Find the word "Oceny" in the material below and gather every line that contains it.
** Start DATASET EXTRACT **
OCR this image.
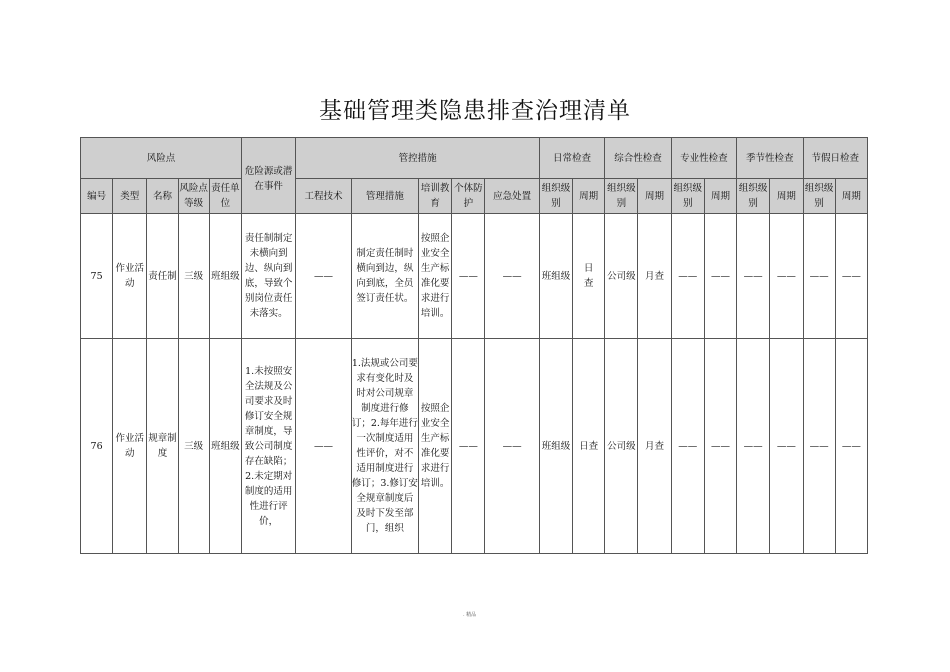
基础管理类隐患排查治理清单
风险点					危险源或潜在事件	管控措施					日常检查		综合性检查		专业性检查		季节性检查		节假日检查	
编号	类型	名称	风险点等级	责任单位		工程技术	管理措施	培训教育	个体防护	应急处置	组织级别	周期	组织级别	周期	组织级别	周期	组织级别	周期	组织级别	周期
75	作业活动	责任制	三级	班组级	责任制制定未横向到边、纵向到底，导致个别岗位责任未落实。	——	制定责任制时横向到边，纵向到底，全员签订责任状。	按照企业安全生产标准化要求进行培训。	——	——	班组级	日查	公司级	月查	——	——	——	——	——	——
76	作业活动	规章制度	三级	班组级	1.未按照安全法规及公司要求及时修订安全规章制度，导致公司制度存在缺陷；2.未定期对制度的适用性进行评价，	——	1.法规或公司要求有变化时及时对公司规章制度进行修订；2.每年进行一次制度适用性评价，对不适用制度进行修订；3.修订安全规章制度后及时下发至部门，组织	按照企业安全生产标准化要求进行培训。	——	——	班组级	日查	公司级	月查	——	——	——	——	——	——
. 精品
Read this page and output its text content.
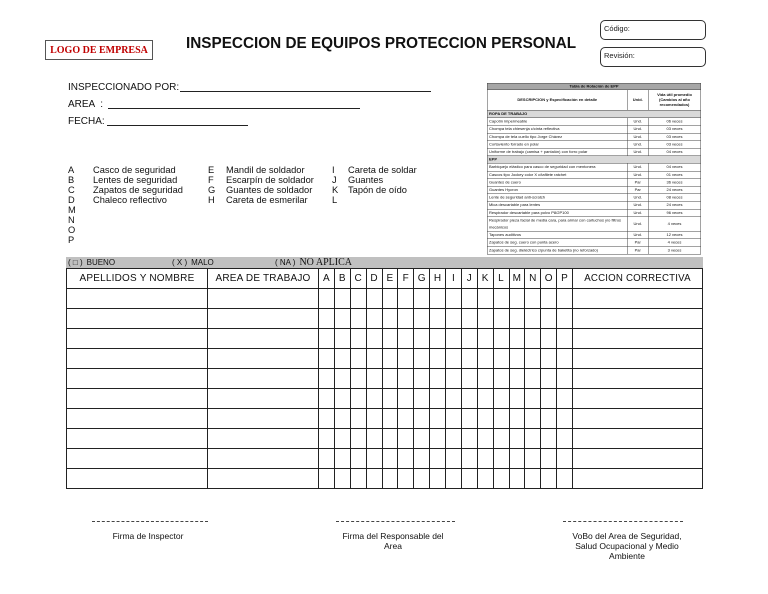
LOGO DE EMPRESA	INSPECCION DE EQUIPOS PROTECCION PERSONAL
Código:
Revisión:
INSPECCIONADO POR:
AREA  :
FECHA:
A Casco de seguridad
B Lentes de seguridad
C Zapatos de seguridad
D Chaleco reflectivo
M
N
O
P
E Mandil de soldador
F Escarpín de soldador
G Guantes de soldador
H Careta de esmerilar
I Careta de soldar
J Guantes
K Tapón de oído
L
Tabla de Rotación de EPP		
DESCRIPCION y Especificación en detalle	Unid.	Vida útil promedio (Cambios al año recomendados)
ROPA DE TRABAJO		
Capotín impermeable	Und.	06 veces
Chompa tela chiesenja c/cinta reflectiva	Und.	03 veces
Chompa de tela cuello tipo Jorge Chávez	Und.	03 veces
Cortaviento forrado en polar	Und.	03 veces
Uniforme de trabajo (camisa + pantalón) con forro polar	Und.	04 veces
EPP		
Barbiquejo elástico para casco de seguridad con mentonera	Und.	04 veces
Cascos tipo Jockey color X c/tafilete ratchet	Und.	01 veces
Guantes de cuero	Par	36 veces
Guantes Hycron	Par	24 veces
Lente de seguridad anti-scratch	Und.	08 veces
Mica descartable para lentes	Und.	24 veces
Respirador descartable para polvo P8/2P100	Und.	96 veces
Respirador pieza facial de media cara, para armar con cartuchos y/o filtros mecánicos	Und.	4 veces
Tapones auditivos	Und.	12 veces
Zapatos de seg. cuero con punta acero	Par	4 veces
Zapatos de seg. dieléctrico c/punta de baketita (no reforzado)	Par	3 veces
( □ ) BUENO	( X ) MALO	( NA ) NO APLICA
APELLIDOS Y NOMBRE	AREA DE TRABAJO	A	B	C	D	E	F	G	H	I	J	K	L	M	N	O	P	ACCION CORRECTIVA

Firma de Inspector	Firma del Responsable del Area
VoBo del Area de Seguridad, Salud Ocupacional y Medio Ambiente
** End DATASET EXTRACT **
** Start DATASET EXTRACT **
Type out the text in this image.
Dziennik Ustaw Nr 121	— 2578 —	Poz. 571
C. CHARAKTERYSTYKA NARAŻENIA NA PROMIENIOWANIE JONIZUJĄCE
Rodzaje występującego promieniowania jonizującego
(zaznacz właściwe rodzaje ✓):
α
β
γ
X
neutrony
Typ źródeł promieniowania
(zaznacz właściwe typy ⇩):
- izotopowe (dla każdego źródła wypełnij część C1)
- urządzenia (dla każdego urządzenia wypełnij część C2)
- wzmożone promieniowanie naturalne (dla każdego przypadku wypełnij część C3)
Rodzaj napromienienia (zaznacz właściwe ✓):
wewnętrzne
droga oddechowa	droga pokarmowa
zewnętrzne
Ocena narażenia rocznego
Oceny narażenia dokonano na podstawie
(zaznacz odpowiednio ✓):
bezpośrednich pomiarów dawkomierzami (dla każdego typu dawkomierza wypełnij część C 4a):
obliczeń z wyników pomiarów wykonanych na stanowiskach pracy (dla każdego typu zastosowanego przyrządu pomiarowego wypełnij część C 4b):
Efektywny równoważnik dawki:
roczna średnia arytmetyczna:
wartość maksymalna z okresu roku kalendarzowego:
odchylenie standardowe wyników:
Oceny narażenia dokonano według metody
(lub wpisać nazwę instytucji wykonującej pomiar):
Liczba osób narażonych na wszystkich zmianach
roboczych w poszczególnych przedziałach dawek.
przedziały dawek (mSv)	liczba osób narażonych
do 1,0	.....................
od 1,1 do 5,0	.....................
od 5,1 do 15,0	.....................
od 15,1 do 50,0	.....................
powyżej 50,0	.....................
** End DATASET EXTRACT **
=== EXERCISE SOLUTION ===
Oceny narażenia dokonano na podstawie
Oceny narażenia dokonano według metody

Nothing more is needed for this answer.